▸ **YOUR INSTRUCTIONS**: In the entries below, how many lines hold the string "Attachments"? Give only the number.

+++ INPUT +++

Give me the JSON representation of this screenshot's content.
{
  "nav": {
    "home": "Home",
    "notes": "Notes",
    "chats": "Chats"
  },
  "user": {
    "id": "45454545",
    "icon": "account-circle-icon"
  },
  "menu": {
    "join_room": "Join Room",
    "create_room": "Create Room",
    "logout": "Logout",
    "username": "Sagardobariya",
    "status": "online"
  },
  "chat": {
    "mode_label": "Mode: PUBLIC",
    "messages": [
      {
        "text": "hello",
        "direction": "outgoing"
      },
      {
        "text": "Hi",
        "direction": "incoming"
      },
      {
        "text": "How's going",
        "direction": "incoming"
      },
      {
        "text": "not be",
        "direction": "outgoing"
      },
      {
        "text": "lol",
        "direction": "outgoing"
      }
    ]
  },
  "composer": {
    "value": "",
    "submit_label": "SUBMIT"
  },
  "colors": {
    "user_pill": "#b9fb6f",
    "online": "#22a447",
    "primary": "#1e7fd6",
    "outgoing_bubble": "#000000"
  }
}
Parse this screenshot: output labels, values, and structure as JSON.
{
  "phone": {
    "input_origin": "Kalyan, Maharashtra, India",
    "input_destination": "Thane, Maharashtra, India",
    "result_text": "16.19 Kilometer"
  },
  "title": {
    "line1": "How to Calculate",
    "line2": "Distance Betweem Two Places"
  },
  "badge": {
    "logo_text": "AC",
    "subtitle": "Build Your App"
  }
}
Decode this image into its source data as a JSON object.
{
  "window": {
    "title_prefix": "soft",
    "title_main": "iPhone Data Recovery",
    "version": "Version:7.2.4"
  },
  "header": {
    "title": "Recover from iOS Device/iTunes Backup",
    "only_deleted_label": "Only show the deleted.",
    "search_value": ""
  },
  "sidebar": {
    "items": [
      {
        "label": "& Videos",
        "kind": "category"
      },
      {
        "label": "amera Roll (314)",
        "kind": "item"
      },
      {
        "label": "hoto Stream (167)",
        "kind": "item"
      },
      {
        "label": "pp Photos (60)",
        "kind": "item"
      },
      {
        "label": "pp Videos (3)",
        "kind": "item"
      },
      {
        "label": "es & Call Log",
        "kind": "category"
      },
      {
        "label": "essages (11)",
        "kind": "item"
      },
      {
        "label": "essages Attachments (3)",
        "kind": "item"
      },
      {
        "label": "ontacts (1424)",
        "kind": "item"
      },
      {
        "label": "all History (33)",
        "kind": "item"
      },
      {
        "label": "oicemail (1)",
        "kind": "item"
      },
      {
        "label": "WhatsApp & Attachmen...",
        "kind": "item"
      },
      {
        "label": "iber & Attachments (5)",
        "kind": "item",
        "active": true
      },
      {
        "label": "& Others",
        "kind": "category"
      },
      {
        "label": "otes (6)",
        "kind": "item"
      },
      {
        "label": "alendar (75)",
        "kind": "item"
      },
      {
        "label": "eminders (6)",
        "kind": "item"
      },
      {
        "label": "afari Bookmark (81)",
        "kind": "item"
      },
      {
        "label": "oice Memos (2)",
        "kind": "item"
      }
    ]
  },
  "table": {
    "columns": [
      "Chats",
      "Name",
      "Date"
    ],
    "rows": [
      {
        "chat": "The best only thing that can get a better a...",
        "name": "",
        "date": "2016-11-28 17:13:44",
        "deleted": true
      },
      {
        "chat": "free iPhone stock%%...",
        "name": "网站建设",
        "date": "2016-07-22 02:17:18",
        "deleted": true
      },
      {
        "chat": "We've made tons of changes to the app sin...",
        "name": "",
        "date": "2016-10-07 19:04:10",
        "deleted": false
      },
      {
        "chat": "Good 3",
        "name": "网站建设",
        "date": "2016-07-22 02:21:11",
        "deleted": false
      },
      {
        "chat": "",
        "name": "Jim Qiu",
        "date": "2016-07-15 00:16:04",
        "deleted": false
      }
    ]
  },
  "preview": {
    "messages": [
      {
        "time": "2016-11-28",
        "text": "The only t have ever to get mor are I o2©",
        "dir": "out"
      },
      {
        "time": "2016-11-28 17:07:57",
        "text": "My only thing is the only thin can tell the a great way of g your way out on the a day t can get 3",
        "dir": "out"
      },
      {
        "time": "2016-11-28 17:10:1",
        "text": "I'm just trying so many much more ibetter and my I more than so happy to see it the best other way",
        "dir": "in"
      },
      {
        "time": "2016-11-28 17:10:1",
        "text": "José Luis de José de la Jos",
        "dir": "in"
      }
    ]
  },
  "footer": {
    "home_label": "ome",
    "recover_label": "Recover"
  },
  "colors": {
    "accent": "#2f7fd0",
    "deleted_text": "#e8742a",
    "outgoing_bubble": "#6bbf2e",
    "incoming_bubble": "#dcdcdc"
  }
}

+++

▸ **RESPONSE BELOW**: 2